GOAL OF THE EXERCISE ▸ Quote the listing below in full and exactly as written, but omit every picture.

MATERIAL PROVIDED ▸
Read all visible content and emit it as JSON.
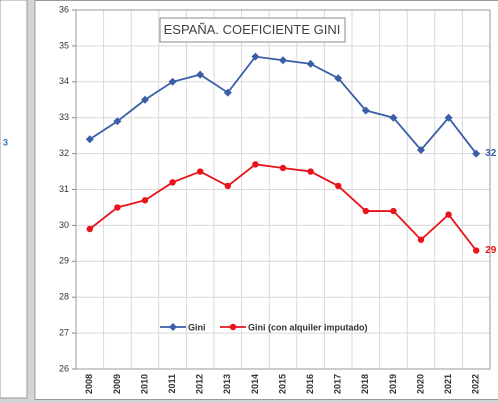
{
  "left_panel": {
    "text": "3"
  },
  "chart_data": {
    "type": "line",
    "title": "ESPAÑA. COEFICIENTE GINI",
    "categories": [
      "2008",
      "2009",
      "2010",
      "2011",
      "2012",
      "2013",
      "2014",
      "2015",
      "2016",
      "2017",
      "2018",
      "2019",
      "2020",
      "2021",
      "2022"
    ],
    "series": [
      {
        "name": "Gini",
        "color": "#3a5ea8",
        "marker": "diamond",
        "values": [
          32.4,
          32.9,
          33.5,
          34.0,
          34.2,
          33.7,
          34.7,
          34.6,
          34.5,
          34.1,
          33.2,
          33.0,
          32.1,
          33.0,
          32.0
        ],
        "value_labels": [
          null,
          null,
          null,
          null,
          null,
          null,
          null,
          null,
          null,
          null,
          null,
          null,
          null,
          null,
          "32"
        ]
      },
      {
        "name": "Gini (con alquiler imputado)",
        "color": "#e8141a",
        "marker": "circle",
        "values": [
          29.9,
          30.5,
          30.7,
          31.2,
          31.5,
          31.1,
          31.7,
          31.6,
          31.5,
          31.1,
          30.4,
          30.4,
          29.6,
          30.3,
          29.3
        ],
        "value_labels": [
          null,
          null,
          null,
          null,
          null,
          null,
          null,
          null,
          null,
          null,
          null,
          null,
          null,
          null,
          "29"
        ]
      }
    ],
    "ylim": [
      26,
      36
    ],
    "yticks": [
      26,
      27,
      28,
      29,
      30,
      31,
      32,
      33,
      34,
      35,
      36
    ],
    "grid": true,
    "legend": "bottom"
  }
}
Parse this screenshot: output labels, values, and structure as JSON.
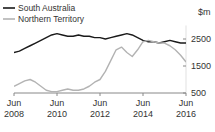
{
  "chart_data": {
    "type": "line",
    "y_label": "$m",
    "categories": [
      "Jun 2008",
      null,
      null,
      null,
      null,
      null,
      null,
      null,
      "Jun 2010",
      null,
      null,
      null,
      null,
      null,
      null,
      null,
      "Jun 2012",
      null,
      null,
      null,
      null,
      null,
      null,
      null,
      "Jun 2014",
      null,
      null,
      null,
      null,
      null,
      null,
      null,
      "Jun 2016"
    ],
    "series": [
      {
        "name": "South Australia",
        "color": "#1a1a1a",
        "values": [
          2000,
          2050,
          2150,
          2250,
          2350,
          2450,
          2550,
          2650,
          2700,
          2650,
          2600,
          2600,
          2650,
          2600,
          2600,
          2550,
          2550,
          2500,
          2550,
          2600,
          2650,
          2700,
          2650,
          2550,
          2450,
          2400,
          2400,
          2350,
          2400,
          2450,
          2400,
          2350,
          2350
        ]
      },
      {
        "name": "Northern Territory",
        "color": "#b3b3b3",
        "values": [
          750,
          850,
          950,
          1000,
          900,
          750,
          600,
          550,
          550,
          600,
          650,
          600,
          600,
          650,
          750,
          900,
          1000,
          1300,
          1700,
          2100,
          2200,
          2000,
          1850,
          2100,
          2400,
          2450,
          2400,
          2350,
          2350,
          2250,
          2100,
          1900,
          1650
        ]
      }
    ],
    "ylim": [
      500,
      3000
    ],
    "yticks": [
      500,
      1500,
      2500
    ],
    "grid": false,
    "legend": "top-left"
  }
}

OUTPUT ▸
Read all visible content and emit it as JSON.
{
  "left_panel": {
    "text": "3"
  },
  "chart_data": {
    "type": "line",
    "title": "ESPAÑA. COEFICIENTE GINI",
    "categories": [
      "2008",
      "2009",
      "2010",
      "2011",
      "2012",
      "2013",
      "2014",
      "2015",
      "2016",
      "2017",
      "2018",
      "2019",
      "2020",
      "2021",
      "2022"
    ],
    "series": [
      {
        "name": "Gini",
        "color": "#3a5ea8",
        "marker": "diamond",
        "values": [
          32.4,
          32.9,
          33.5,
          34.0,
          34.2,
          33.7,
          34.7,
          34.6,
          34.5,
          34.1,
          33.2,
          33.0,
          32.1,
          33.0,
          32.0
        ],
        "value_labels": [
          null,
          null,
          null,
          null,
          null,
          null,
          null,
          null,
          null,
          null,
          null,
          null,
          null,
          null,
          "32"
        ]
      },
      {
        "name": "Gini (con alquiler imputado)",
        "color": "#e8141a",
        "marker": "circle",
        "values": [
          29.9,
          30.5,
          30.7,
          31.2,
          31.5,
          31.1,
          31.7,
          31.6,
          31.5,
          31.1,
          30.4,
          30.4,
          29.6,
          30.3,
          29.3
        ],
        "value_labels": [
          null,
          null,
          null,
          null,
          null,
          null,
          null,
          null,
          null,
          null,
          null,
          null,
          null,
          null,
          "29"
        ]
      }
    ],
    "ylim": [
      26,
      36
    ],
    "yticks": [
      26,
      27,
      28,
      29,
      30,
      31,
      32,
      33,
      34,
      35,
      36
    ],
    "grid": true,
    "legend": "bottom"
  }
}
Parse this screenshot: output labels, values, and structure as JSON.
{
  "chart_data": {
    "type": "line",
    "y_label": "$m",
    "categories": [
      "Jun 2008",
      null,
      null,
      null,
      null,
      null,
      null,
      null,
      "Jun 2010",
      null,
      null,
      null,
      null,
      null,
      null,
      null,
      "Jun 2012",
      null,
      null,
      null,
      null,
      null,
      null,
      null,
      "Jun 2014",
      null,
      null,
      null,
      null,
      null,
      null,
      null,
      "Jun 2016"
    ],
    "series": [
      {
        "name": "South Australia",
        "color": "#1a1a1a",
        "values": [
          2000,
          2050,
          2150,
          2250,
          2350,
          2450,
          2550,
          2650,
          2700,
          2650,
          2600,
          2600,
          2650,
          2600,
          2600,
          2550,
          2550,
          2500,
          2550,
          2600,
          2650,
          2700,
          2650,
          2550,
          2450,
          2400,
          2400,
          2350,
          2400,
          2450,
          2400,
          2350,
          2350
        ]
      },
      {
        "name": "Northern Territory",
        "color": "#b3b3b3",
        "values": [
          750,
          850,
          950,
          1000,
          900,
          750,
          600,
          550,
          550,
          600,
          650,
          600,
          600,
          650,
          750,
          900,
          1000,
          1300,
          1700,
          2100,
          2200,
          2000,
          1850,
          2100,
          2400,
          2450,
          2400,
          2350,
          2350,
          2250,
          2100,
          1900,
          1650
        ]
      }
    ],
    "ylim": [
      500,
      3000
    ],
    "yticks": [
      500,
      1500,
      2500
    ],
    "grid": false,
    "legend": "top-left"
  }
}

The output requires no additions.